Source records
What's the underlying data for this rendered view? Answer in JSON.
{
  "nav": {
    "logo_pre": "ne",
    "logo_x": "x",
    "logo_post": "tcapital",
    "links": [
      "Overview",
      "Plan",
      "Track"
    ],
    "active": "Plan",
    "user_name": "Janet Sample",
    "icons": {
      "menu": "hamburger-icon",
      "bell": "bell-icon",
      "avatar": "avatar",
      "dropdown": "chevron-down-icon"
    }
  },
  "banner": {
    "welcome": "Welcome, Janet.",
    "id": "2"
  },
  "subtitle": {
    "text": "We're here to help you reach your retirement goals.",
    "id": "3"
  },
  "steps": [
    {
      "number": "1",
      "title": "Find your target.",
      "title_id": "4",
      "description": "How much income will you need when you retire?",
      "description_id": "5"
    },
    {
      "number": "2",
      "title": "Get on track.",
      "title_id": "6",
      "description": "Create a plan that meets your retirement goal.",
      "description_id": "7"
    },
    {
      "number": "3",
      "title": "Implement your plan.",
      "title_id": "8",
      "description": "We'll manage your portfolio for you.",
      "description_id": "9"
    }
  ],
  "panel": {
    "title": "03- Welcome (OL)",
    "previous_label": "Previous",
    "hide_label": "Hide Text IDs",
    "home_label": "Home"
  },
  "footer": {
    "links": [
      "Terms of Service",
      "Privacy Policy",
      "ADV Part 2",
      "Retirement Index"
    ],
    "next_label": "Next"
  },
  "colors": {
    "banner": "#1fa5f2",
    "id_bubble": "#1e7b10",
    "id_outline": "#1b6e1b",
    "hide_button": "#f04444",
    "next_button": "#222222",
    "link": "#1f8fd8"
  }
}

*Required task*:
Give back all the data exactly as written.

*Answer below*:
What's the underlying data for this rendered view? Answer in JSON.
{
  "nav": {
    "logo_pre": "ne",
    "logo_x": "x",
    "logo_post": "tcapital",
    "links": [
      "Overview",
      "Plan",
      "Track"
    ],
    "active": "Plan",
    "user_name": "Janet Sample",
    "icons": {
      "menu": "hamburger-icon",
      "bell": "bell-icon",
      "avatar": "avatar",
      "dropdown": "chevron-down-icon"
    }
  },
  "banner": {
    "welcome": "Welcome, Janet.",
    "id": "2"
  },
  "subtitle": {
    "text": "We're here to help you reach your retirement goals.",
    "id": "3"
  },
  "steps": [
    {
      "number": "1",
      "title": "Find your target.",
      "title_id": "4",
      "description": "How much income will you need when you retire?",
      "description_id": "5"
    },
    {
      "number": "2",
      "title": "Get on track.",
      "title_id": "6",
      "description": "Create a plan that meets your retirement goal.",
      "description_id": "7"
    },
    {
      "number": "3",
      "title": "Implement your plan.",
      "title_id": "8",
      "description": "We'll manage your portfolio for you.",
      "description_id": "9"
    }
  ],
  "panel": {
    "title": "03- Welcome (OL)",
    "previous_label": "Previous",
    "hide_label": "Hide Text IDs",
    "home_label": "Home"
  },
  "footer": {
    "links": [
      "Terms of Service",
      "Privacy Policy",
      "ADV Part 2",
      "Retirement Index"
    ],
    "next_label": "Next"
  },
  "colors": {
    "banner": "#1fa5f2",
    "id_bubble": "#1e7b10",
    "id_outline": "#1b6e1b",
    "hide_button": "#f04444",
    "next_button": "#222222",
    "link": "#1f8fd8"
  }
}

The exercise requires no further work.